Direction — Pick out every line in the items below that contains the string "patch" and copy each of those lines. The match is case-sensitive.

— start of The records —

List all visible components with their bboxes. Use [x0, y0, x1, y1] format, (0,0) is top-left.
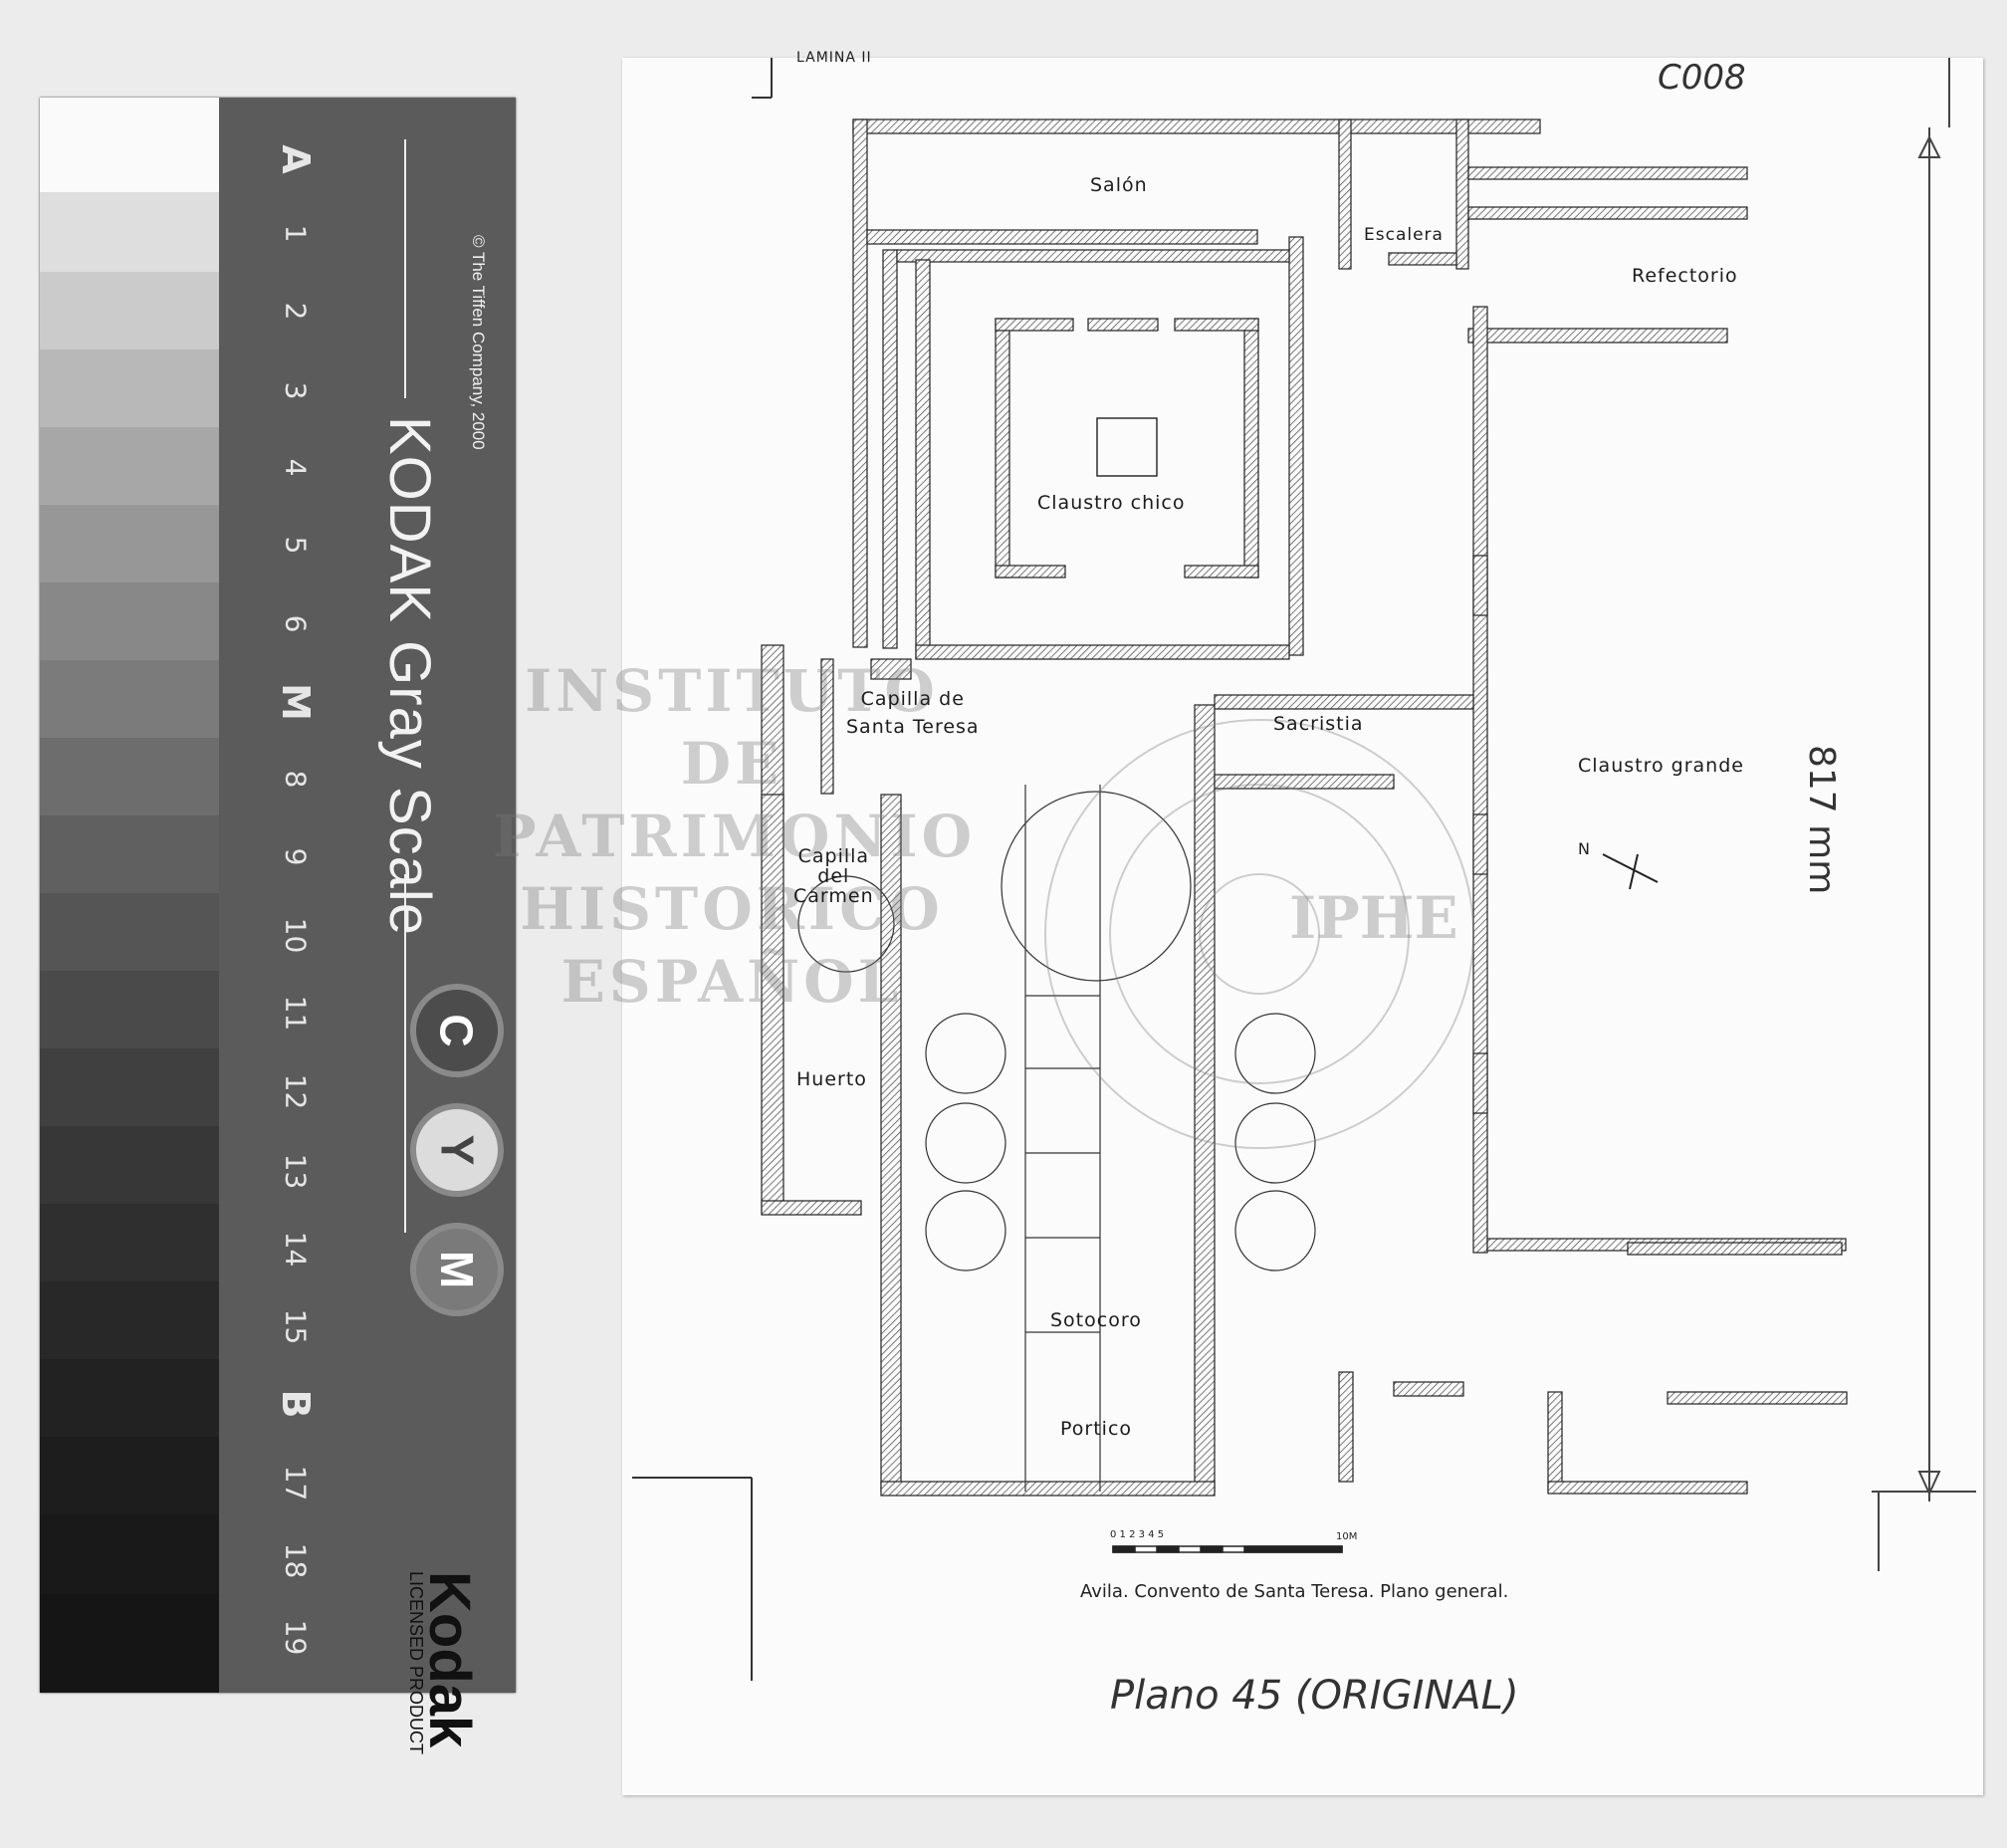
label-line: Santa Teresa — [846, 716, 980, 738]
step-index: 9 — [279, 847, 313, 866]
label-north: N — [1578, 839, 1591, 858]
card-rule — [404, 139, 406, 398]
watermark-line: ESPAÑOL — [560, 948, 903, 1016]
gray-step — [40, 660, 219, 738]
label-escalera: Escalera — [1364, 225, 1444, 245]
magenta-patch: M — [410, 1223, 504, 1316]
label-huerto: Huerto — [796, 1068, 867, 1090]
label-claustro-chico: Claustro chico — [1037, 492, 1186, 514]
step-index: 4 — [279, 458, 313, 477]
plan-sheet: INSTITUTO DE PATRIMONIO HISTORICO ESPAÑO… — [493, 50, 1983, 1795]
step-index: 1 — [279, 224, 313, 243]
label-sotocoro: Sotocoro — [1050, 1309, 1142, 1331]
gray-step — [40, 815, 219, 893]
step-index: 5 — [279, 536, 313, 555]
watermark-line: INSTITUTO — [525, 657, 939, 725]
gray-step — [40, 272, 219, 349]
step-index: 13 — [279, 1153, 313, 1190]
patch-letter: Y — [431, 1134, 483, 1166]
plan-caption: Avila. Convento de Santa Teresa. Plano g… — [1080, 1581, 1509, 1602]
step-index: M — [274, 683, 318, 721]
gray-step — [40, 505, 219, 582]
label-header-fragment: LAMINA II — [796, 50, 872, 66]
step-index: 2 — [279, 302, 313, 321]
gray-step — [40, 427, 219, 505]
step-index: 3 — [279, 381, 313, 400]
gray-step — [40, 1048, 219, 1126]
label-sacristia: Sacristia — [1273, 713, 1364, 735]
scale-end-label: 10M — [1336, 1531, 1358, 1542]
label-salon: Salón — [1090, 174, 1148, 196]
gray-step — [40, 349, 219, 427]
gray-step — [40, 1204, 219, 1281]
watermark-line: HISTORICO — [520, 875, 944, 943]
label-line: del — [817, 865, 850, 887]
step-index: 14 — [279, 1231, 313, 1268]
gray-step — [40, 971, 219, 1048]
step-index: 18 — [279, 1542, 313, 1579]
label-capilla-santa-teresa: Capilla de Santa Teresa — [846, 685, 980, 741]
step-index: A — [274, 144, 318, 174]
label-portico: Portico — [1060, 1418, 1133, 1440]
step-index: B — [274, 1389, 318, 1419]
licensed-product-text: LICENSED PRODUCT — [406, 1571, 426, 1755]
handwritten-plano-note: Plano 45 (ORIGINAL) — [1110, 1673, 1519, 1719]
step-index: 17 — [279, 1465, 313, 1502]
patch-letter: C — [430, 1014, 483, 1047]
gray-step — [40, 738, 219, 815]
watermark-line: DE — [680, 730, 783, 798]
gray-step — [40, 1126, 219, 1204]
step-index: 15 — [279, 1308, 313, 1345]
card-rule — [404, 874, 406, 1233]
label-claustro-grande: Claustro grande — [1578, 755, 1744, 777]
scale-numbers: 0 1 2 3 4 5 — [1110, 1529, 1165, 1540]
yellow-patch: Y — [410, 1103, 504, 1197]
gray-step — [40, 1437, 219, 1514]
label-line: Capilla — [797, 845, 870, 867]
cyan-patch: C — [410, 984, 504, 1077]
label-line: Carmen — [793, 885, 874, 907]
card-copyright: © The Tiffen Company, 2000 — [469, 235, 488, 450]
step-index: 12 — [279, 1073, 313, 1110]
gray-step — [40, 1281, 219, 1359]
step-index: 11 — [279, 995, 313, 1032]
label-line: Capilla de — [860, 688, 965, 710]
step-index: 6 — [279, 614, 313, 633]
gray-step — [40, 98, 219, 192]
gray-step — [40, 893, 219, 971]
step-index: 8 — [279, 770, 313, 789]
step-index: 19 — [279, 1619, 313, 1656]
watermark-line: PATRIMONIO — [493, 803, 977, 870]
card-title: KODAK Gray Scale — [377, 416, 442, 937]
watermark-text: INSTITUTO DE PATRIMONIO HISTORICO ESPAÑO… — [493, 655, 977, 1019]
kodak-logo: Kodak — [417, 1571, 482, 1748]
gray-step — [40, 1594, 219, 1693]
floor-plan — [632, 58, 1976, 1681]
step-index: 10 — [279, 917, 313, 954]
gray-step — [40, 1514, 219, 1594]
label-refectorio: Refectorio — [1632, 265, 1738, 287]
gray-step — [40, 1359, 219, 1437]
handwritten-code: C008 — [1658, 58, 1746, 98]
step-index-column: A 1 2 3 4 5 6 M 8 9 10 11 12 13 14 15 B … — [261, 98, 331, 1693]
watermark-mark: IPHE — [1289, 884, 1458, 952]
label-capilla-del-carmen: Capilla del Carmen — [793, 846, 874, 906]
gray-step — [40, 192, 219, 272]
kodak-gray-scale-card: A 1 2 3 4 5 6 M 8 9 10 11 12 13 14 15 B … — [40, 98, 516, 1754]
handwritten-dimension: 817 mm — [1801, 745, 1842, 895]
patch-letter: M — [430, 1250, 483, 1289]
gray-step — [40, 582, 219, 660]
gray-steps — [40, 98, 219, 1693]
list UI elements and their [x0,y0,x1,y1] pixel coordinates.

— end of The records —

Task result —
magenta-patch: M — [410, 1223, 504, 1316]
patch-letter: Y — [431, 1134, 483, 1166]
patch-letter: C — [430, 1014, 483, 1047]
yellow-patch: Y — [410, 1103, 504, 1197]
cyan-patch: C — [410, 984, 504, 1077]
patch-letter: M — [430, 1250, 483, 1289]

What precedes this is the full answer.